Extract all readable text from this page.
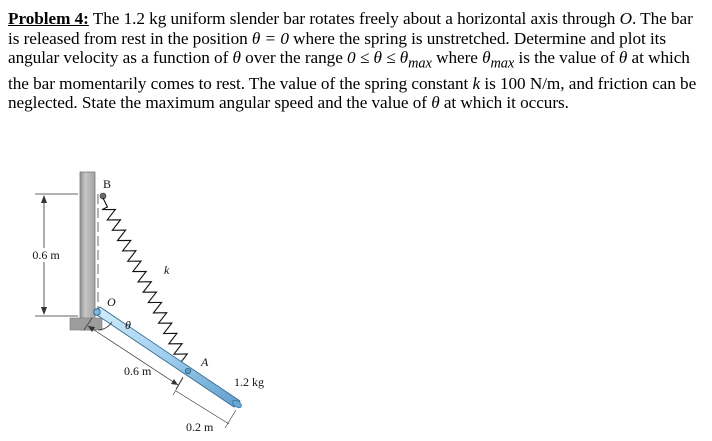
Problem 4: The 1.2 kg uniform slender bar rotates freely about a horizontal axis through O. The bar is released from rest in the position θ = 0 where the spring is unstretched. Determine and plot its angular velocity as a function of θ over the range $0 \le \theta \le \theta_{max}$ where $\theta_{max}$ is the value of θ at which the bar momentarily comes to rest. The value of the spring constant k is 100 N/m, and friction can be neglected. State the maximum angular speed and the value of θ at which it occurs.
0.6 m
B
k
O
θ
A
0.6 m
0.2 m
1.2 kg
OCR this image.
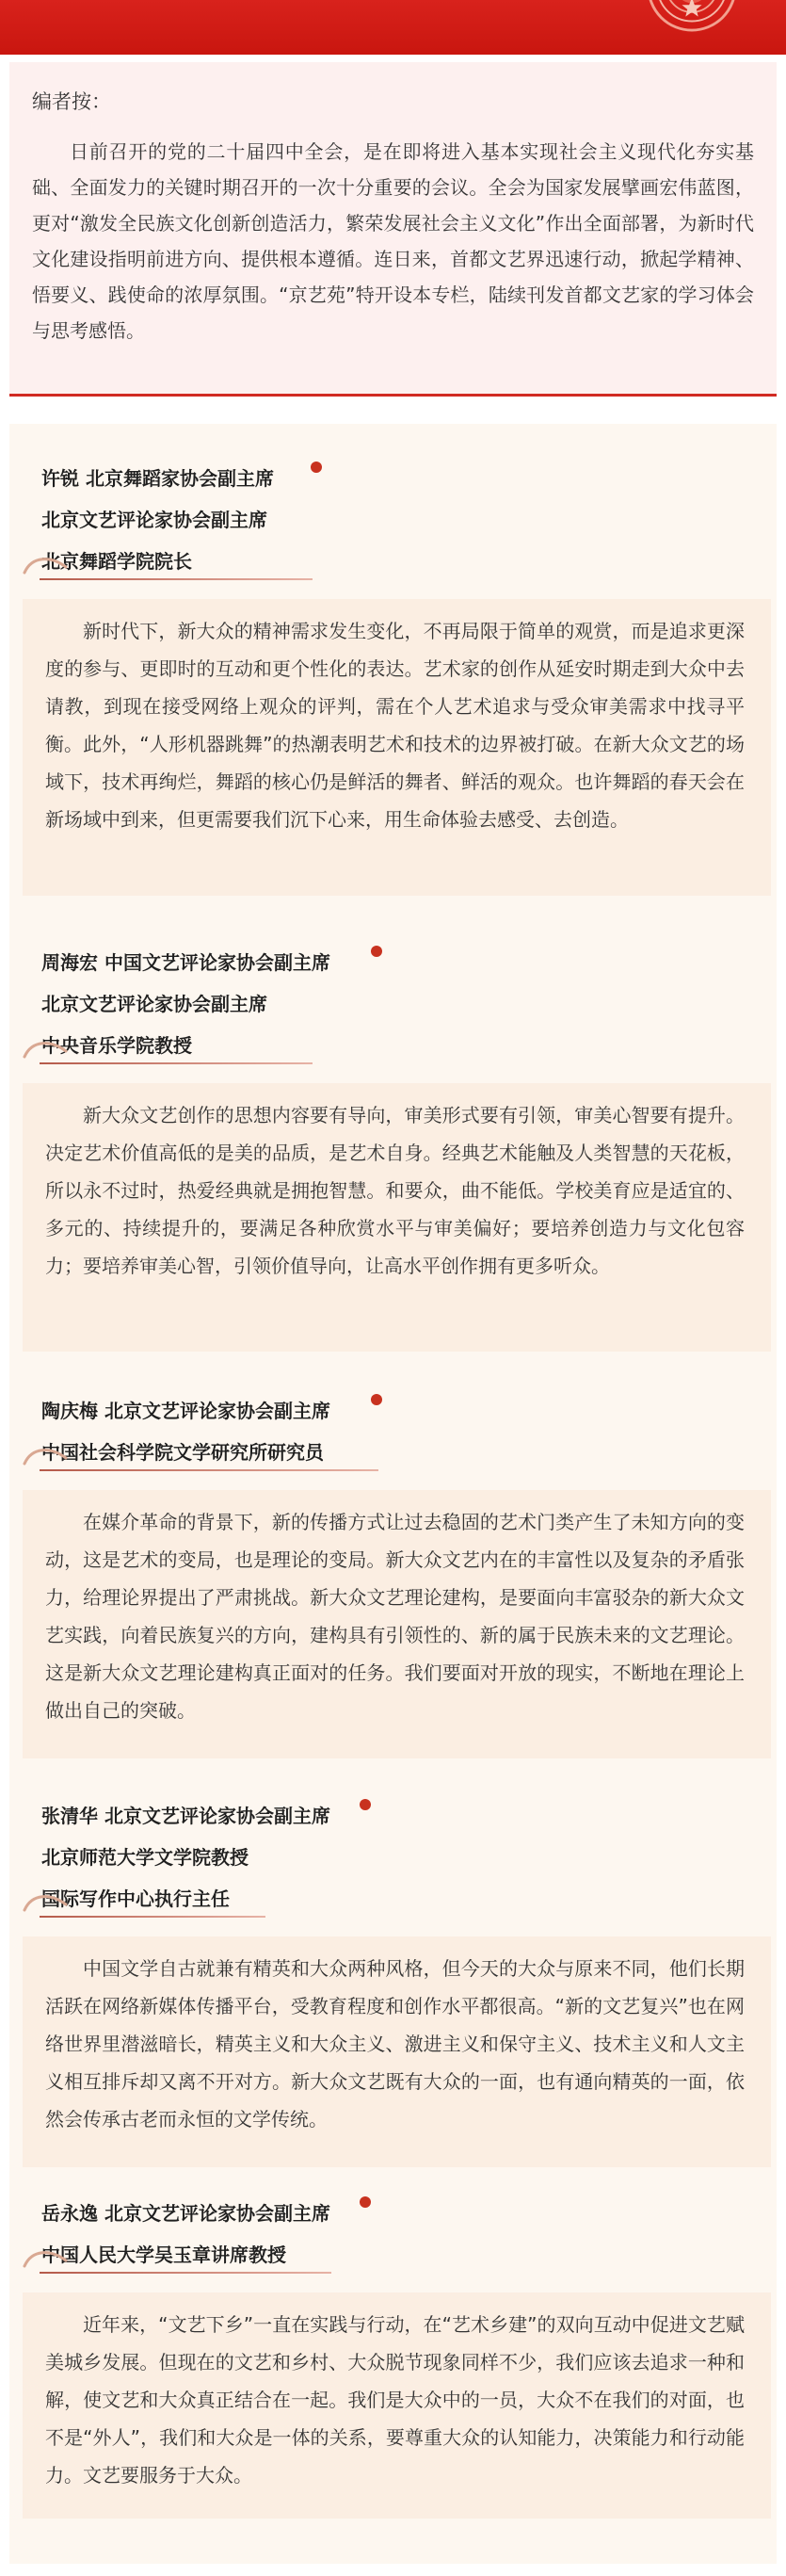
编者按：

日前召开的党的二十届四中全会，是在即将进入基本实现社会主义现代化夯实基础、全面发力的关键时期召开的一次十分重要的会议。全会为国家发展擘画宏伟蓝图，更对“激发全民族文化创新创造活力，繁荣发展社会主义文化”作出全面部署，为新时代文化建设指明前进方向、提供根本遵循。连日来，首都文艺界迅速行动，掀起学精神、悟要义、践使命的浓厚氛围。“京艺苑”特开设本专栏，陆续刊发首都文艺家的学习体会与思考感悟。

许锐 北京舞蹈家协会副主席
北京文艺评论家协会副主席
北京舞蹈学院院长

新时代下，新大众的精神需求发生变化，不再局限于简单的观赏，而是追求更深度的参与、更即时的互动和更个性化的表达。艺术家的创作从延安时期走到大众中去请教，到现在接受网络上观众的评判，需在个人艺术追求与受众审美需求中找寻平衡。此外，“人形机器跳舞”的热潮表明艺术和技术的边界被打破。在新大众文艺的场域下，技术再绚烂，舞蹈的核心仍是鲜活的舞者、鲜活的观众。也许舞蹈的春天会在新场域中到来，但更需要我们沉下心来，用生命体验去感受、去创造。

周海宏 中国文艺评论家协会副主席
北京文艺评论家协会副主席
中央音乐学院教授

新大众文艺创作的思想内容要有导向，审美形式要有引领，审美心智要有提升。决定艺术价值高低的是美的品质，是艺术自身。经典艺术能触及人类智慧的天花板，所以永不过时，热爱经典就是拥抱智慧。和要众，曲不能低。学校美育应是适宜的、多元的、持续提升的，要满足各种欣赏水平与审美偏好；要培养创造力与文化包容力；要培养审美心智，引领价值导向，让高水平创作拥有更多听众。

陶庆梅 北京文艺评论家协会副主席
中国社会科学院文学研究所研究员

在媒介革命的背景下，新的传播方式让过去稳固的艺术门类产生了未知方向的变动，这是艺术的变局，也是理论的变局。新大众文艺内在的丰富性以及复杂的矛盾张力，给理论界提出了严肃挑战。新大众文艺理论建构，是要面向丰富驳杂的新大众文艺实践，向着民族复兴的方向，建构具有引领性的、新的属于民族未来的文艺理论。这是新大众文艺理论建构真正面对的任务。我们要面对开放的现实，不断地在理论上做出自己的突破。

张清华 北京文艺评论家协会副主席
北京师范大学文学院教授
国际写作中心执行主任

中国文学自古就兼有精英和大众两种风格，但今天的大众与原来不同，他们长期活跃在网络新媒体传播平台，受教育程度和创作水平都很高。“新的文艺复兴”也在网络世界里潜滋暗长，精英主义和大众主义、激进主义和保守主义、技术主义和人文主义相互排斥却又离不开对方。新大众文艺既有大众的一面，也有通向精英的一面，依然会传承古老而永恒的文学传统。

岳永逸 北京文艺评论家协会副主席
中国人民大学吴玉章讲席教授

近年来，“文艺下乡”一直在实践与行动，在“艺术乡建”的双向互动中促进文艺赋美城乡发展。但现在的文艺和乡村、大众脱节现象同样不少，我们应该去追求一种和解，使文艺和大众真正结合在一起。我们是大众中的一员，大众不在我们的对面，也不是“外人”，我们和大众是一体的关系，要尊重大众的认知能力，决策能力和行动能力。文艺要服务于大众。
□ □ □
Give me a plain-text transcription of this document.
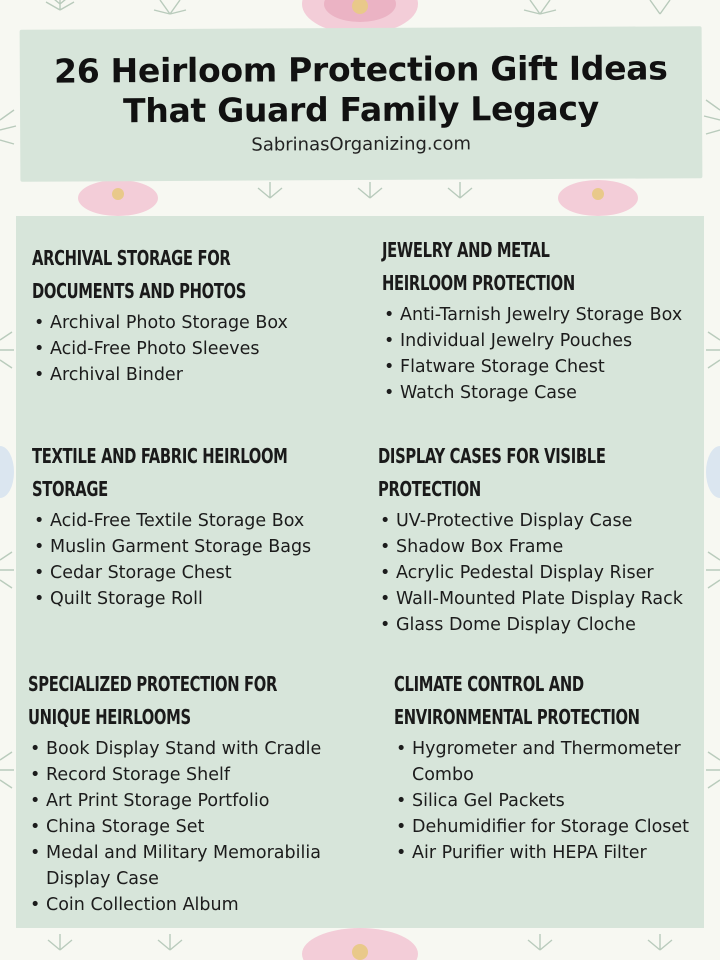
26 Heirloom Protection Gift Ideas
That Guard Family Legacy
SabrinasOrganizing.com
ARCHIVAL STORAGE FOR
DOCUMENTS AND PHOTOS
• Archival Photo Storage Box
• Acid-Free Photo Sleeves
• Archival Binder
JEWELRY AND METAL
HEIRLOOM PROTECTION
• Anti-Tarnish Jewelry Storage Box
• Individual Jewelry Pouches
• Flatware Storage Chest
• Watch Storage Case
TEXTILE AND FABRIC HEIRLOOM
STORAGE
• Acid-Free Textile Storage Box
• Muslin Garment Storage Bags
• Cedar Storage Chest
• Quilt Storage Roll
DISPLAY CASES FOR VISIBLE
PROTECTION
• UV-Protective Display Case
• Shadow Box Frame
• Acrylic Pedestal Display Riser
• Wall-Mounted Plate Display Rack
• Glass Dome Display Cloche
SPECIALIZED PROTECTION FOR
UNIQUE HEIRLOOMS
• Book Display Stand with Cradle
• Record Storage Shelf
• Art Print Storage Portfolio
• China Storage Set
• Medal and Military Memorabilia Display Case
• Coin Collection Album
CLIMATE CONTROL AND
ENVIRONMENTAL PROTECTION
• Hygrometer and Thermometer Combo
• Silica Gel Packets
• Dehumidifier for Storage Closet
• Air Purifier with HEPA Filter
□ □ □
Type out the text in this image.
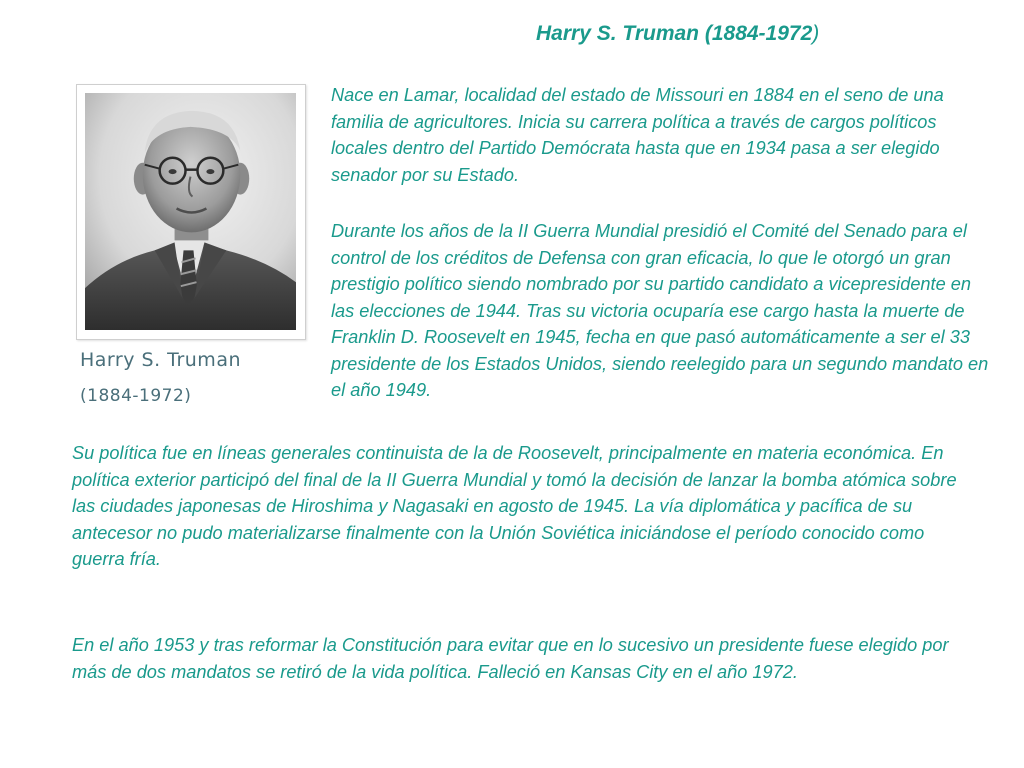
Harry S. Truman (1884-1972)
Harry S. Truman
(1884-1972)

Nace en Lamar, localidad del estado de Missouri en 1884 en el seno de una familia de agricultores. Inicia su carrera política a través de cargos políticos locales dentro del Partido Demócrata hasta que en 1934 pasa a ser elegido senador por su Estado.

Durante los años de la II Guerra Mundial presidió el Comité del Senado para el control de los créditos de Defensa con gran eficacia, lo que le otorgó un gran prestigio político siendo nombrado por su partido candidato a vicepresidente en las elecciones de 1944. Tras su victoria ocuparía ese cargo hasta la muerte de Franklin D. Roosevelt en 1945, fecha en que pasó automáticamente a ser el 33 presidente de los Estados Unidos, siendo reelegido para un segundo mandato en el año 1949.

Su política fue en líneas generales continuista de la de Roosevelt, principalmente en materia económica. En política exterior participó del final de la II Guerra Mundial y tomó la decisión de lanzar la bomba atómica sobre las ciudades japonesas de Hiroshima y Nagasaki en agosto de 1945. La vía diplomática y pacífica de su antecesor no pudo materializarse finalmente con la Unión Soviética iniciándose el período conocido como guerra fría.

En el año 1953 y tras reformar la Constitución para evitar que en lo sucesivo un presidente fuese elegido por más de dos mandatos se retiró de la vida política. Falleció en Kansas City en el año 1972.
□ □ □
GOAL OF THE EXERCISE:
Copy each line from the data above that includes "with".

OUTPUT:
• Book Display Stand with Cradle
• Air Purifier with HEPA Filter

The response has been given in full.